> **Task prompt**
For each line below that includes the word "suhteessa", make a copy.

☆ ☆ ☆ ☆

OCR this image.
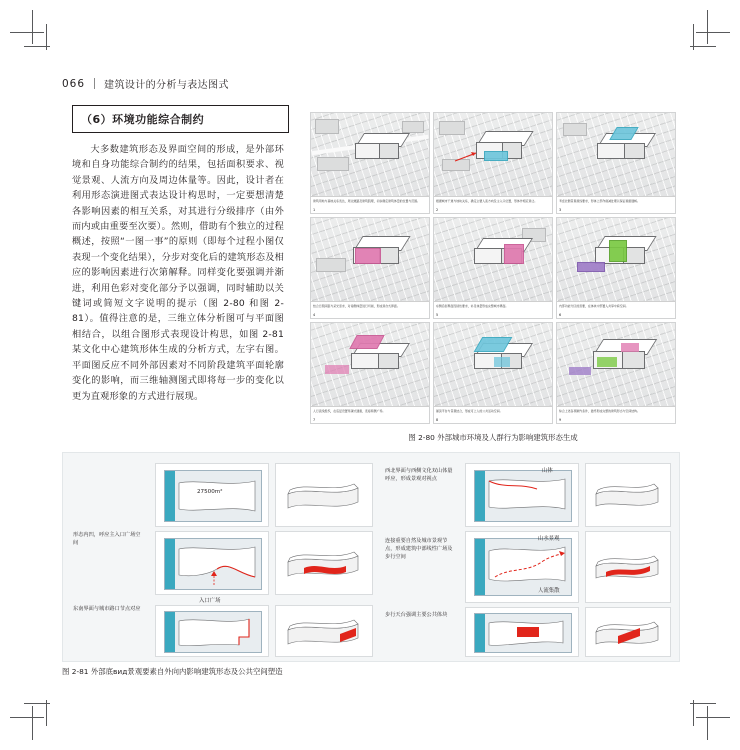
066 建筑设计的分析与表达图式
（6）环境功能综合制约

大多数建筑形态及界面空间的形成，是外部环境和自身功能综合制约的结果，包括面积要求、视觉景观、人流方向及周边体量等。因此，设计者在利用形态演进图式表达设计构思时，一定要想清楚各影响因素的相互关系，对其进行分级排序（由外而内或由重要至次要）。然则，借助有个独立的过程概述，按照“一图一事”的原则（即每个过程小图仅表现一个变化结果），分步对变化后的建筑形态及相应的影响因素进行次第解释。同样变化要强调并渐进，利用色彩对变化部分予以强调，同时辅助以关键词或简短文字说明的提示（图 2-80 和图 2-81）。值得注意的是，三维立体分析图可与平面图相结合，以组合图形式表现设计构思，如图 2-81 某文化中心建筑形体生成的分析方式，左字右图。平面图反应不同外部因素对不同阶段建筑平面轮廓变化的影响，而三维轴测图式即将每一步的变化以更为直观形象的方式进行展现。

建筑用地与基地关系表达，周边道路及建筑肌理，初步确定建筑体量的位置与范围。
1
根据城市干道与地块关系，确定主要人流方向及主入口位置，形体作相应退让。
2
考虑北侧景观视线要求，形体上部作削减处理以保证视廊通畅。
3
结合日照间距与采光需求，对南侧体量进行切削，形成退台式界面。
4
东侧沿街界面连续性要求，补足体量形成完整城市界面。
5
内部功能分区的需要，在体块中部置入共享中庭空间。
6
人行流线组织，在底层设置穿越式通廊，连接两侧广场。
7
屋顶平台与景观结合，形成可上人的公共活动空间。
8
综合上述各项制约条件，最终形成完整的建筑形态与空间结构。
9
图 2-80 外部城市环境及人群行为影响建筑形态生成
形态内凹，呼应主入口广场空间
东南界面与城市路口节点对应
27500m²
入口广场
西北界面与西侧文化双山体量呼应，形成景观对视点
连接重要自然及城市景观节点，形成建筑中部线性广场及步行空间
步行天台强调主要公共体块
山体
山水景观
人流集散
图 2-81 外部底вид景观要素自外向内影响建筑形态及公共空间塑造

☆ ☆ ☆ ☆

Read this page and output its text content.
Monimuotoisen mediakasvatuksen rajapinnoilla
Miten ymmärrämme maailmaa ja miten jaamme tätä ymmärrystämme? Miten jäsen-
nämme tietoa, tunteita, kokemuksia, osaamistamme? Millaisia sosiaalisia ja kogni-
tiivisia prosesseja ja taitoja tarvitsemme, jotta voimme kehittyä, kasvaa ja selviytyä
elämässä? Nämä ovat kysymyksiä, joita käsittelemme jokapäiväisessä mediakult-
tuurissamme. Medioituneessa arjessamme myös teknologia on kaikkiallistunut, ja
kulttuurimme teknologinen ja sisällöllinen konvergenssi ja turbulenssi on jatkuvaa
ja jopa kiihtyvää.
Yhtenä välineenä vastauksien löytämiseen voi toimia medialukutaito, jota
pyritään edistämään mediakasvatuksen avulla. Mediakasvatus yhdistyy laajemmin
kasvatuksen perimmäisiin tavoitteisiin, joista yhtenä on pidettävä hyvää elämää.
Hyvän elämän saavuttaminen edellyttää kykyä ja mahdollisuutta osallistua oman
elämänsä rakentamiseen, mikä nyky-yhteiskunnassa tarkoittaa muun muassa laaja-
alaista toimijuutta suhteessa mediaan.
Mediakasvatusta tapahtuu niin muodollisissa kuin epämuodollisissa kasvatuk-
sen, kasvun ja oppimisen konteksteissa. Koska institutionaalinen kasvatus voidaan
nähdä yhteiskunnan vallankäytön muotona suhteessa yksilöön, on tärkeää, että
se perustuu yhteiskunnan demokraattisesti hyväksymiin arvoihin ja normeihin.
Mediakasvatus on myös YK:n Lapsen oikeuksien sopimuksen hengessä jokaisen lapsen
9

☆ ☆ ☆ ☆

> **Solved exercise**
alaista toimijuutta suhteessa mediaan.
nähdä yhteiskunnan vallankäytön muotona suhteessa yksilöön, on tärkeää, että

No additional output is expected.